▶ _The task_:
All of the lines below are to be printed again exactly; images are excluded from the output.

(Items listed in a dataset)
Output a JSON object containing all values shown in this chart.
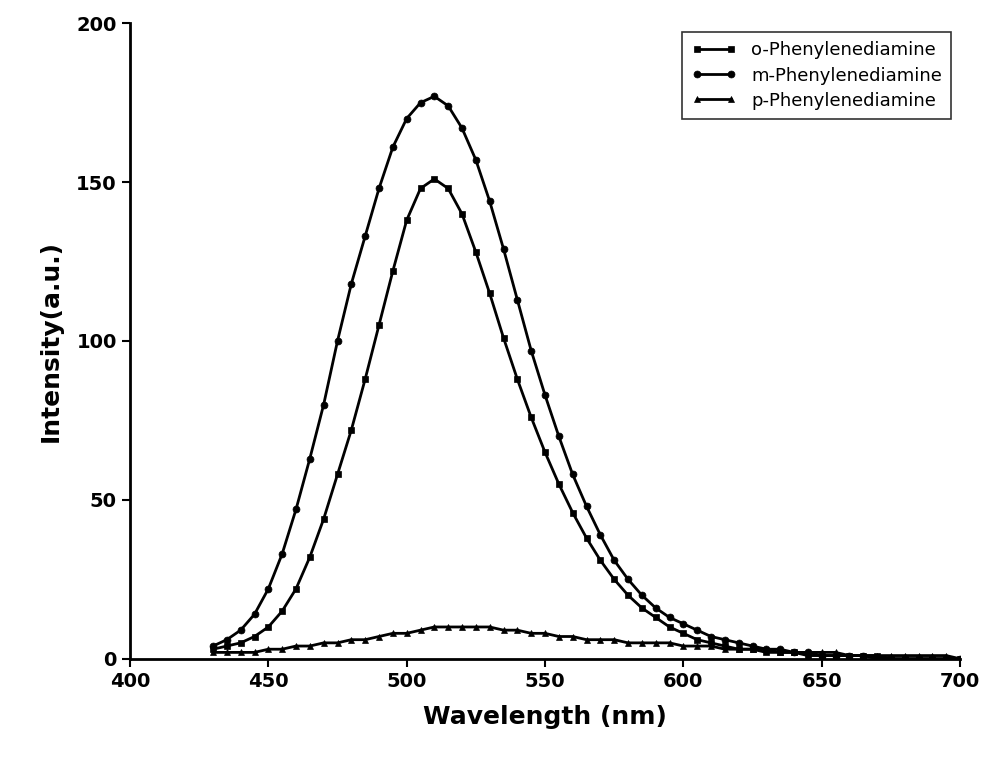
{
  "title": "",
  "xlabel": "Wavelength (nm)",
  "ylabel": "Intensity(a.u.)",
  "xlim": [
    400,
    700
  ],
  "ylim": [
    0,
    200
  ],
  "xticks": [
    400,
    450,
    500,
    550,
    600,
    650,
    700
  ],
  "yticks": [
    0,
    50,
    100,
    150,
    200
  ],
  "series": [
    {
      "label": "o-Phenylenediamine",
      "marker": "s",
      "color": "#000000",
      "wavelengths": [
        430,
        435,
        440,
        445,
        450,
        455,
        460,
        465,
        470,
        475,
        480,
        485,
        490,
        495,
        500,
        505,
        510,
        515,
        520,
        525,
        530,
        535,
        540,
        545,
        550,
        555,
        560,
        565,
        570,
        575,
        580,
        585,
        590,
        595,
        600,
        605,
        610,
        615,
        620,
        625,
        630,
        635,
        640,
        645,
        650,
        655,
        660,
        665,
        670,
        675,
        680,
        685,
        690,
        695,
        700
      ],
      "intensities": [
        3,
        4,
        5,
        7,
        10,
        15,
        22,
        32,
        44,
        58,
        72,
        88,
        105,
        122,
        138,
        148,
        151,
        148,
        140,
        128,
        115,
        101,
        88,
        76,
        65,
        55,
        46,
        38,
        31,
        25,
        20,
        16,
        13,
        10,
        8,
        6,
        5,
        4,
        3,
        3,
        2,
        2,
        2,
        1,
        1,
        1,
        1,
        1,
        1,
        0,
        0,
        0,
        0,
        0,
        0
      ]
    },
    {
      "label": "m-Phenylenediamine",
      "marker": "o",
      "color": "#000000",
      "wavelengths": [
        430,
        435,
        440,
        445,
        450,
        455,
        460,
        465,
        470,
        475,
        480,
        485,
        490,
        495,
        500,
        505,
        510,
        515,
        520,
        525,
        530,
        535,
        540,
        545,
        550,
        555,
        560,
        565,
        570,
        575,
        580,
        585,
        590,
        595,
        600,
        605,
        610,
        615,
        620,
        625,
        630,
        635,
        640,
        645,
        650,
        655,
        660,
        665,
        670,
        675,
        680,
        685,
        690,
        695,
        700
      ],
      "intensities": [
        4,
        6,
        9,
        14,
        22,
        33,
        47,
        63,
        80,
        100,
        118,
        133,
        148,
        161,
        170,
        175,
        177,
        174,
        167,
        157,
        144,
        129,
        113,
        97,
        83,
        70,
        58,
        48,
        39,
        31,
        25,
        20,
        16,
        13,
        11,
        9,
        7,
        6,
        5,
        4,
        3,
        3,
        2,
        2,
        1,
        1,
        1,
        1,
        0,
        0,
        0,
        0,
        0,
        0,
        0
      ]
    },
    {
      "label": "p-Phenylenediamine",
      "marker": "^",
      "color": "#000000",
      "wavelengths": [
        430,
        435,
        440,
        445,
        450,
        455,
        460,
        465,
        470,
        475,
        480,
        485,
        490,
        495,
        500,
        505,
        510,
        515,
        520,
        525,
        530,
        535,
        540,
        545,
        550,
        555,
        560,
        565,
        570,
        575,
        580,
        585,
        590,
        595,
        600,
        605,
        610,
        615,
        620,
        625,
        630,
        635,
        640,
        645,
        650,
        655,
        660,
        665,
        670,
        675,
        680,
        685,
        690,
        695,
        700
      ],
      "intensities": [
        2,
        2,
        2,
        2,
        3,
        3,
        4,
        4,
        5,
        5,
        6,
        6,
        7,
        8,
        8,
        9,
        10,
        10,
        10,
        10,
        10,
        9,
        9,
        8,
        8,
        7,
        7,
        6,
        6,
        6,
        5,
        5,
        5,
        5,
        4,
        4,
        4,
        3,
        3,
        3,
        3,
        2,
        2,
        2,
        2,
        2,
        1,
        1,
        1,
        1,
        1,
        1,
        1,
        1,
        0
      ]
    }
  ],
  "legend_loc": "upper right",
  "background_color": "#ffffff",
  "line_width": 2.0,
  "marker_size": 5,
  "tick_fontsize": 14,
  "label_fontsize": 18,
  "legend_fontsize": 13
}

▶ _Reply_:
Output a JSON object containing all values shown in this chart.
{
  "title": "",
  "xlabel": "Wavelength (nm)",
  "ylabel": "Intensity(a.u.)",
  "xlim": [
    400,
    700
  ],
  "ylim": [
    0,
    200
  ],
  "xticks": [
    400,
    450,
    500,
    550,
    600,
    650,
    700
  ],
  "yticks": [
    0,
    50,
    100,
    150,
    200
  ],
  "series": [
    {
      "label": "o-Phenylenediamine",
      "marker": "s",
      "color": "#000000",
      "wavelengths": [
        430,
        435,
        440,
        445,
        450,
        455,
        460,
        465,
        470,
        475,
        480,
        485,
        490,
        495,
        500,
        505,
        510,
        515,
        520,
        525,
        530,
        535,
        540,
        545,
        550,
        555,
        560,
        565,
        570,
        575,
        580,
        585,
        590,
        595,
        600,
        605,
        610,
        615,
        620,
        625,
        630,
        635,
        640,
        645,
        650,
        655,
        660,
        665,
        670,
        675,
        680,
        685,
        690,
        695,
        700
      ],
      "intensities": [
        3,
        4,
        5,
        7,
        10,
        15,
        22,
        32,
        44,
        58,
        72,
        88,
        105,
        122,
        138,
        148,
        151,
        148,
        140,
        128,
        115,
        101,
        88,
        76,
        65,
        55,
        46,
        38,
        31,
        25,
        20,
        16,
        13,
        10,
        8,
        6,
        5,
        4,
        3,
        3,
        2,
        2,
        2,
        1,
        1,
        1,
        1,
        1,
        1,
        0,
        0,
        0,
        0,
        0,
        0
      ]
    },
    {
      "label": "m-Phenylenediamine",
      "marker": "o",
      "color": "#000000",
      "wavelengths": [
        430,
        435,
        440,
        445,
        450,
        455,
        460,
        465,
        470,
        475,
        480,
        485,
        490,
        495,
        500,
        505,
        510,
        515,
        520,
        525,
        530,
        535,
        540,
        545,
        550,
        555,
        560,
        565,
        570,
        575,
        580,
        585,
        590,
        595,
        600,
        605,
        610,
        615,
        620,
        625,
        630,
        635,
        640,
        645,
        650,
        655,
        660,
        665,
        670,
        675,
        680,
        685,
        690,
        695,
        700
      ],
      "intensities": [
        4,
        6,
        9,
        14,
        22,
        33,
        47,
        63,
        80,
        100,
        118,
        133,
        148,
        161,
        170,
        175,
        177,
        174,
        167,
        157,
        144,
        129,
        113,
        97,
        83,
        70,
        58,
        48,
        39,
        31,
        25,
        20,
        16,
        13,
        11,
        9,
        7,
        6,
        5,
        4,
        3,
        3,
        2,
        2,
        1,
        1,
        1,
        1,
        0,
        0,
        0,
        0,
        0,
        0,
        0
      ]
    },
    {
      "label": "p-Phenylenediamine",
      "marker": "^",
      "color": "#000000",
      "wavelengths": [
        430,
        435,
        440,
        445,
        450,
        455,
        460,
        465,
        470,
        475,
        480,
        485,
        490,
        495,
        500,
        505,
        510,
        515,
        520,
        525,
        530,
        535,
        540,
        545,
        550,
        555,
        560,
        565,
        570,
        575,
        580,
        585,
        590,
        595,
        600,
        605,
        610,
        615,
        620,
        625,
        630,
        635,
        640,
        645,
        650,
        655,
        660,
        665,
        670,
        675,
        680,
        685,
        690,
        695,
        700
      ],
      "intensities": [
        2,
        2,
        2,
        2,
        3,
        3,
        4,
        4,
        5,
        5,
        6,
        6,
        7,
        8,
        8,
        9,
        10,
        10,
        10,
        10,
        10,
        9,
        9,
        8,
        8,
        7,
        7,
        6,
        6,
        6,
        5,
        5,
        5,
        5,
        4,
        4,
        4,
        3,
        3,
        3,
        3,
        2,
        2,
        2,
        2,
        2,
        1,
        1,
        1,
        1,
        1,
        1,
        1,
        1,
        0
      ]
    }
  ],
  "legend_loc": "upper right",
  "background_color": "#ffffff",
  "line_width": 2.0,
  "marker_size": 5,
  "tick_fontsize": 14,
  "label_fontsize": 18,
  "legend_fontsize": 13
}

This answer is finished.